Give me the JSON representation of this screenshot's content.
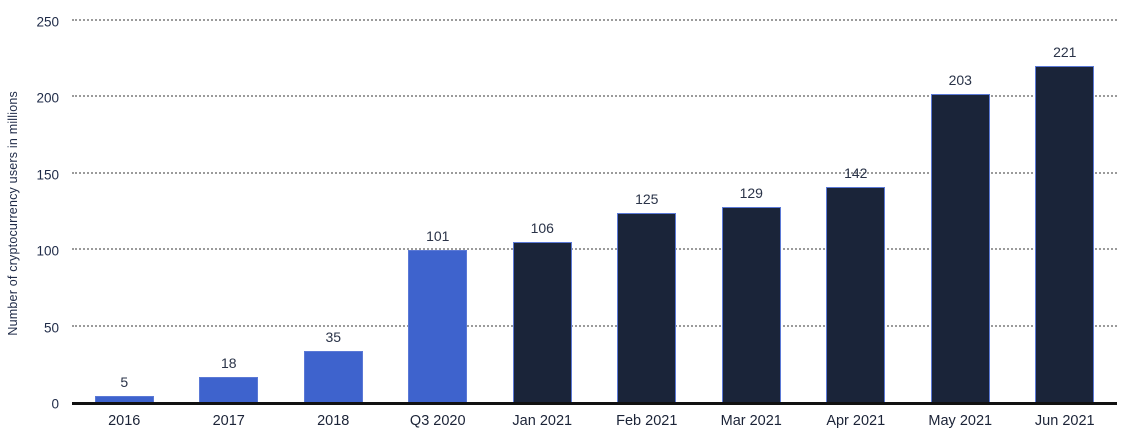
{
  "chart_data": {
    "type": "bar",
    "title": "",
    "xlabel": "",
    "ylabel": "Number of cryptocurrency users in millions",
    "categories": [
      "2016",
      "2017",
      "2018",
      "Q3 2020",
      "Jan 2021",
      "Feb 2021",
      "Mar 2021",
      "Apr 2021",
      "May 2021",
      "Jun 2021"
    ],
    "values": [
      5,
      18,
      35,
      101,
      106,
      125,
      129,
      142,
      203,
      221
    ],
    "value_labels_position": "above bars",
    "colors": [
      "#3E63CD",
      "#3E63CD",
      "#3E63CD",
      "#3E63CD",
      "#1A2439",
      "#1A2439",
      "#1A2439",
      "#1A2439",
      "#1A2439",
      "#1A2439"
    ],
    "bar_border_color": "#5B79D6",
    "ylim": [
      0,
      250
    ],
    "yticks": [
      0,
      50,
      100,
      150,
      200,
      250
    ],
    "grid": "horizontal dotted",
    "gridline_color": "#9B9B9B",
    "axis_line_color": "#111111",
    "text_color": "#1E2A47",
    "background_color": "#FFFFFF",
    "legend": "none"
  }
}
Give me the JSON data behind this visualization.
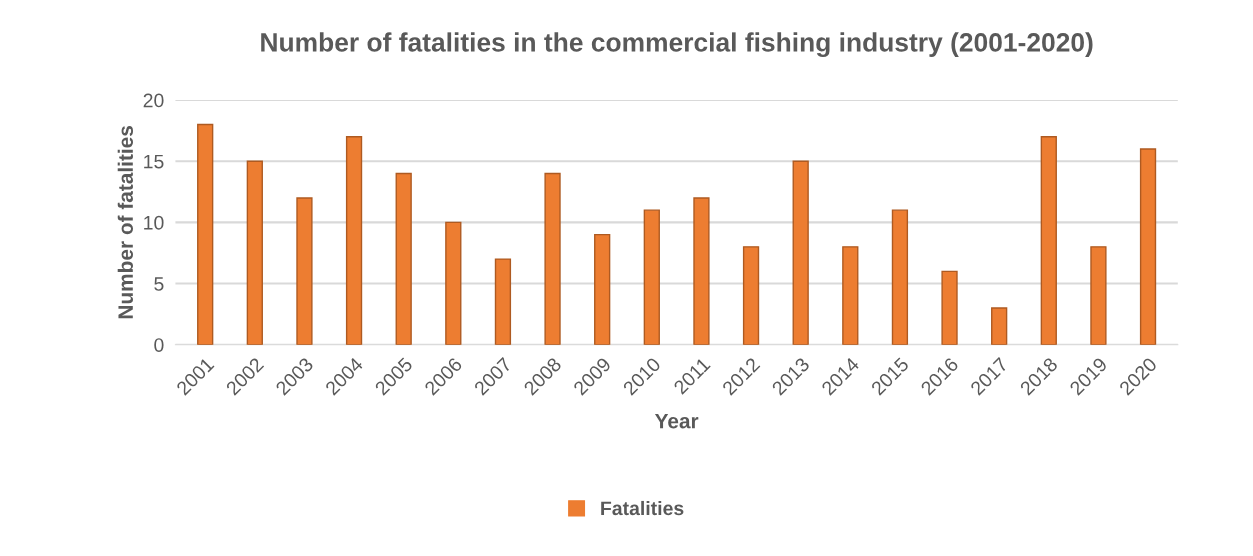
{
  "chart_data": {
    "type": "bar",
    "title": "Number of fatalities in the commercial fishing industry (2001-2020)",
    "xlabel": "Year",
    "ylabel": "Number of fatalities",
    "categories": [
      "2001",
      "2002",
      "2003",
      "2004",
      "2005",
      "2006",
      "2007",
      "2008",
      "2009",
      "2010",
      "2011",
      "2012",
      "2013",
      "2014",
      "2015",
      "2016",
      "2017",
      "2018",
      "2019",
      "2020"
    ],
    "series": [
      {
        "name": "Fatalities",
        "color": "#ed7d31",
        "values": [
          18,
          15,
          12,
          17,
          14,
          10,
          7,
          14,
          9,
          11,
          12,
          8,
          15,
          8,
          11,
          6,
          3,
          17,
          8,
          16
        ]
      }
    ],
    "ylim": [
      0,
      20
    ],
    "yticks": [
      0,
      5,
      10,
      15,
      20
    ],
    "grid": "y",
    "legend": "bottom"
  }
}
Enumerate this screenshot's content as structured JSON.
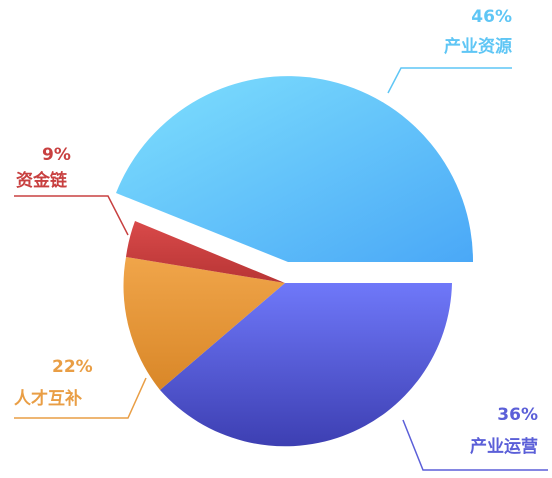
{
  "chart_data": {
    "type": "pie",
    "slices": [
      {
        "label": "产业资源",
        "percent_label": "46%",
        "value": 46,
        "color": "#62c8fb",
        "exploded": true
      },
      {
        "label": "产业运营",
        "percent_label": "36%",
        "value": 36,
        "color": "#5b62e6",
        "exploded": false
      },
      {
        "label": "人才互补",
        "percent_label": "22%",
        "value": 22,
        "color": "#ea9e45",
        "exploded": false
      },
      {
        "label": "资金链",
        "percent_label": "9%",
        "value": 9,
        "color": "#cc4040",
        "exploded": false
      }
    ],
    "legend": "callouts"
  }
}
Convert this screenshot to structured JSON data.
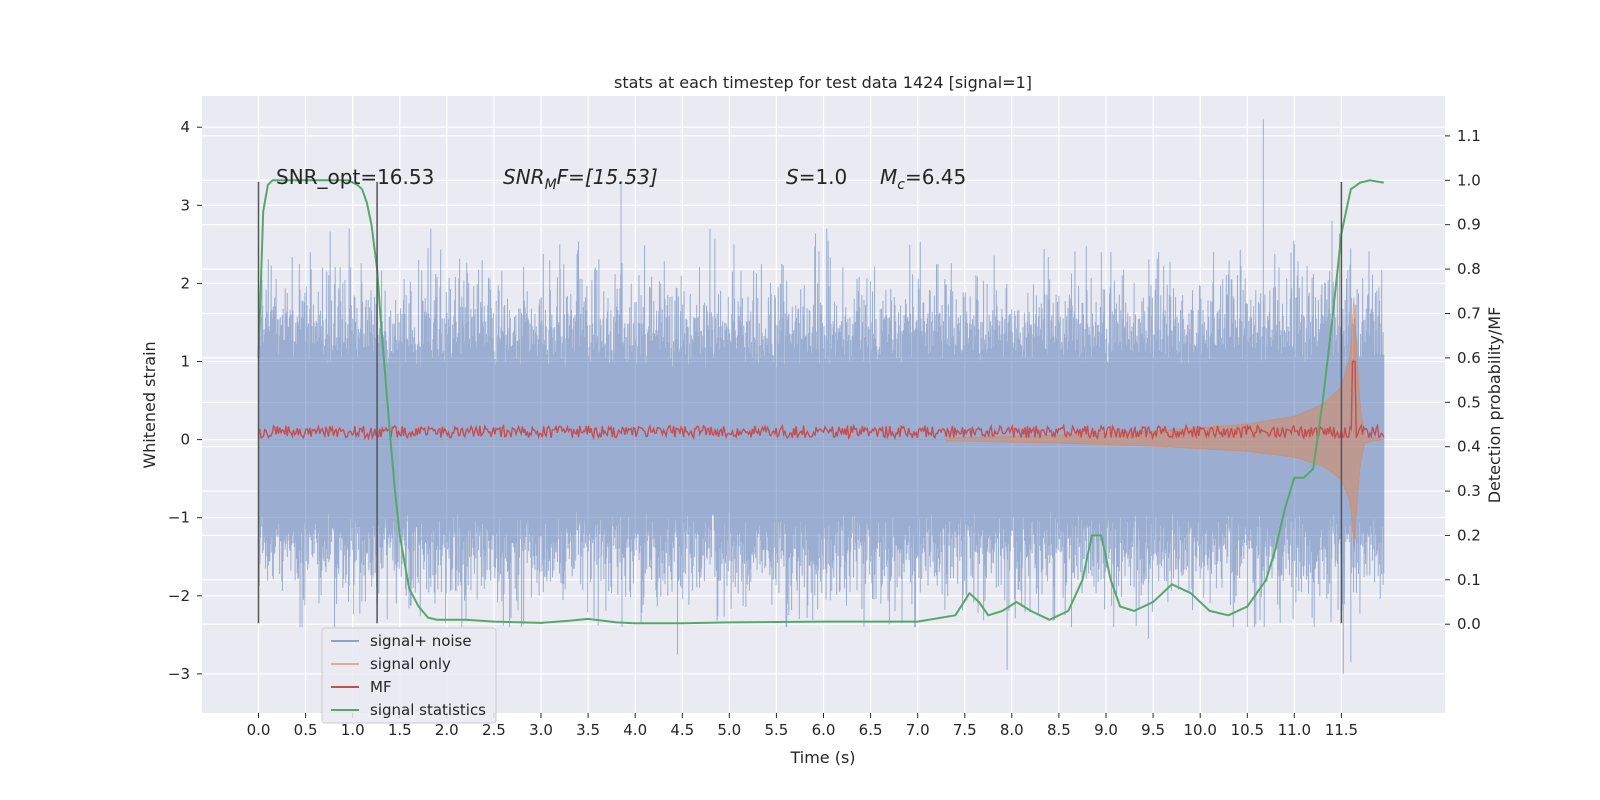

● ● ● ● ●

BRIEF:
Check each line of the records above for the string "ylabel", and report every line that has it.

FINISHED ANSWER:
    "ylabel": "Number of cryptocurrency users in millions",
    "ylabel": "Number of fatalities",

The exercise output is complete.